§ **EXERCISE AIM**
Transcribe all the records exactly and omit any images they hold.

+ + + +

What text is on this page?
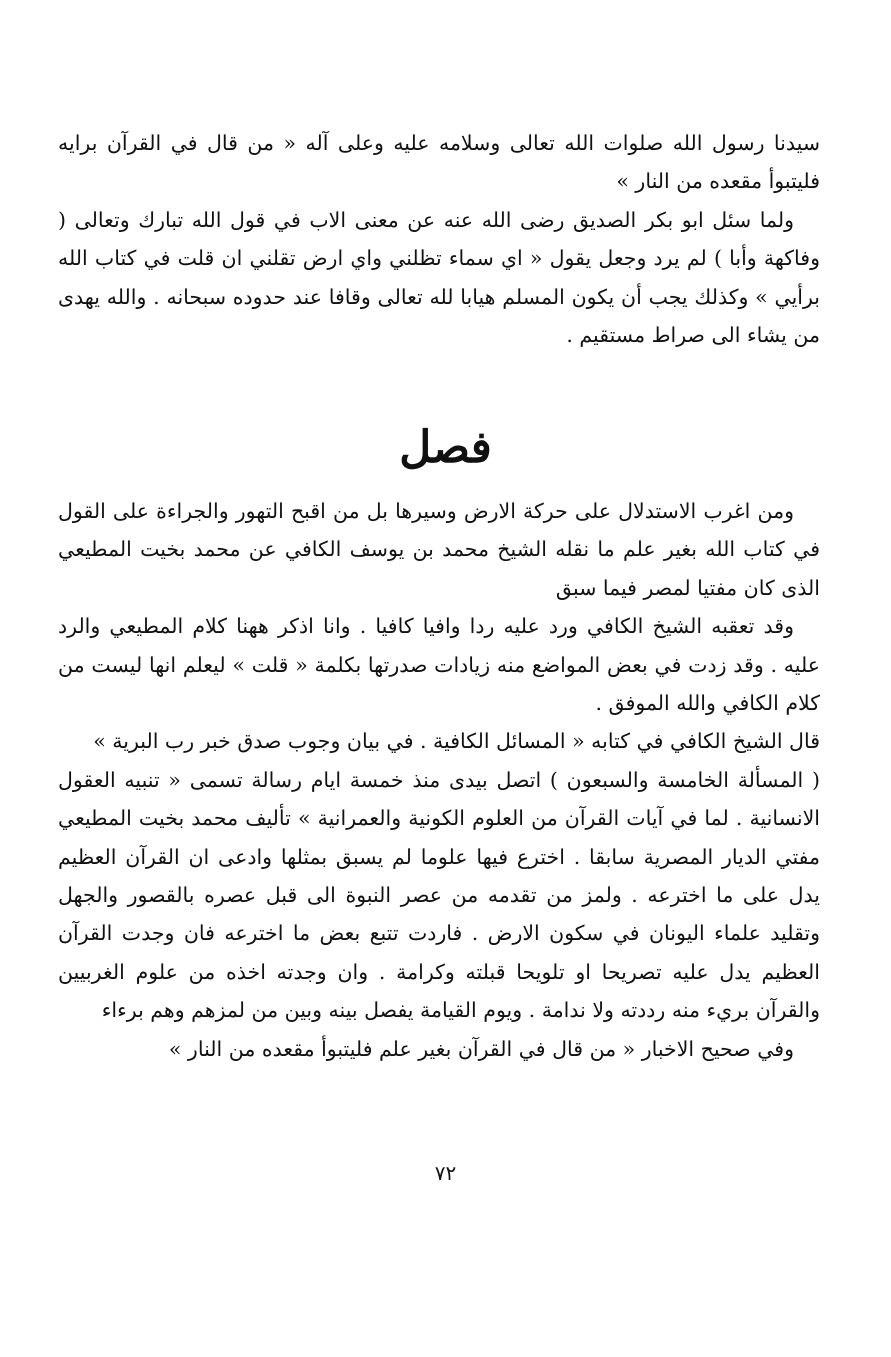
سيدنا رسول الله صلوات الله تعالى وسلامه عليه وعلى آله « من قال في القرآن برايه فليتبوأ مقعده من النار »

ولما سئل ابو بكر الصديق رضى الله عنه عن معنى الاب في قول الله تبارك وتعالى ( وفاكهة وأبا ) لم يرد وجعل يقول « اي سماء تظلني واي ارض تقلني ان قلت في كتاب الله برأيي » وكذلك يجب أن يكون المسلم هيابا لله تعالى وقافا عند حدوده سبحانه . والله يهدى من يشاء الى صراط مستقيم .

فصل

ومن اغرب الاستدلال على حركة الارض وسيرها بل من اقبح التهور والجراءة على القول في كتاب الله بغير علم ما نقله الشيخ محمد بن يوسف الكافي عن محمد بخيت المطيعي الذى كان مفتيا لمصر فيما سبق

وقد تعقبه الشيخ الكافي ورد عليه ردا وافيا كافيا . وانا اذكر ههنا كلام المطيعي والرد عليه . وقد زدت في بعض المواضع منه زيادات صدرتها بكلمة « قلت » ليعلم انها ليست من كلام الكافي والله الموفق .

قال الشيخ الكافي في كتابه « المسائل الكافية . في بيان وجوب صدق خبر رب البرية »

( المسألة الخامسة والسبعون ) اتصل بيدى منذ خمسة ايام رسالة تسمى « تنبيه العقول الانسانية . لما في آيات القرآن من العلوم الكونية والعمرانية » تأليف محمد بخيت المطيعي مفتي الديار المصرية سابقا . اخترع فيها علوما لم يسبق بمثلها وادعى ان القرآن العظيم يدل على ما اخترعه . ولمز من تقدمه من عصر النبوة الى قبل عصره بالقصور والجهل وتقليد علماء اليونان في سكون الارض . فاردت تتبع بعض ما اخترعه فان وجدت القرآن العظيم يدل عليه تصريحا او تلويحا قبلته وكرامة . وان وجدته اخذه من علوم الغربيين والقرآن بريء منه رددته ولا ندامة . ويوم القيامة يفصل بينه وبين من لمزهم وهم برءاء

وفي صحيح الاخبار « من قال في القرآن بغير علم فليتبوأ مقعده من النار »

٧٢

+ + + +

§ **TASK SOLUTION**
What text is on this page?
سيدنا رسول الله صلوات الله تعالى وسلامه عليه وعلى آله « من قال في القرآن برايه فليتبوأ مقعده من النار »

ولما سئل ابو بكر الصديق رضى الله عنه عن معنى الاب في قول الله تبارك وتعالى ( وفاكهة وأبا ) لم يرد وجعل يقول « اي سماء تظلني واي ارض تقلني ان قلت في كتاب الله برأيي » وكذلك يجب أن يكون المسلم هيابا لله تعالى وقافا عند حدوده سبحانه . والله يهدى من يشاء الى صراط مستقيم .

فصل

ومن اغرب الاستدلال على حركة الارض وسيرها بل من اقبح التهور والجراءة على القول في كتاب الله بغير علم ما نقله الشيخ محمد بن يوسف الكافي عن محمد بخيت المطيعي الذى كان مفتيا لمصر فيما سبق

وقد تعقبه الشيخ الكافي ورد عليه ردا وافيا كافيا . وانا اذكر ههنا كلام المطيعي والرد عليه . وقد زدت في بعض المواضع منه زيادات صدرتها بكلمة « قلت » ليعلم انها ليست من كلام الكافي والله الموفق .

قال الشيخ الكافي في كتابه « المسائل الكافية . في بيان وجوب صدق خبر رب البرية »

( المسألة الخامسة والسبعون ) اتصل بيدى منذ خمسة ايام رسالة تسمى « تنبيه العقول الانسانية . لما في آيات القرآن من العلوم الكونية والعمرانية » تأليف محمد بخيت المطيعي مفتي الديار المصرية سابقا . اخترع فيها علوما لم يسبق بمثلها وادعى ان القرآن العظيم يدل على ما اخترعه . ولمز من تقدمه من عصر النبوة الى قبل عصره بالقصور والجهل وتقليد علماء اليونان في سكون الارض . فاردت تتبع بعض ما اخترعه فان وجدت القرآن العظيم يدل عليه تصريحا او تلويحا قبلته وكرامة . وان وجدته اخذه من علوم الغربيين والقرآن بريء منه رددته ولا ندامة . ويوم القيامة يفصل بينه وبين من لمزهم وهم برءاء

وفي صحيح الاخبار « من قال في القرآن بغير علم فليتبوأ مقعده من النار »

٧٢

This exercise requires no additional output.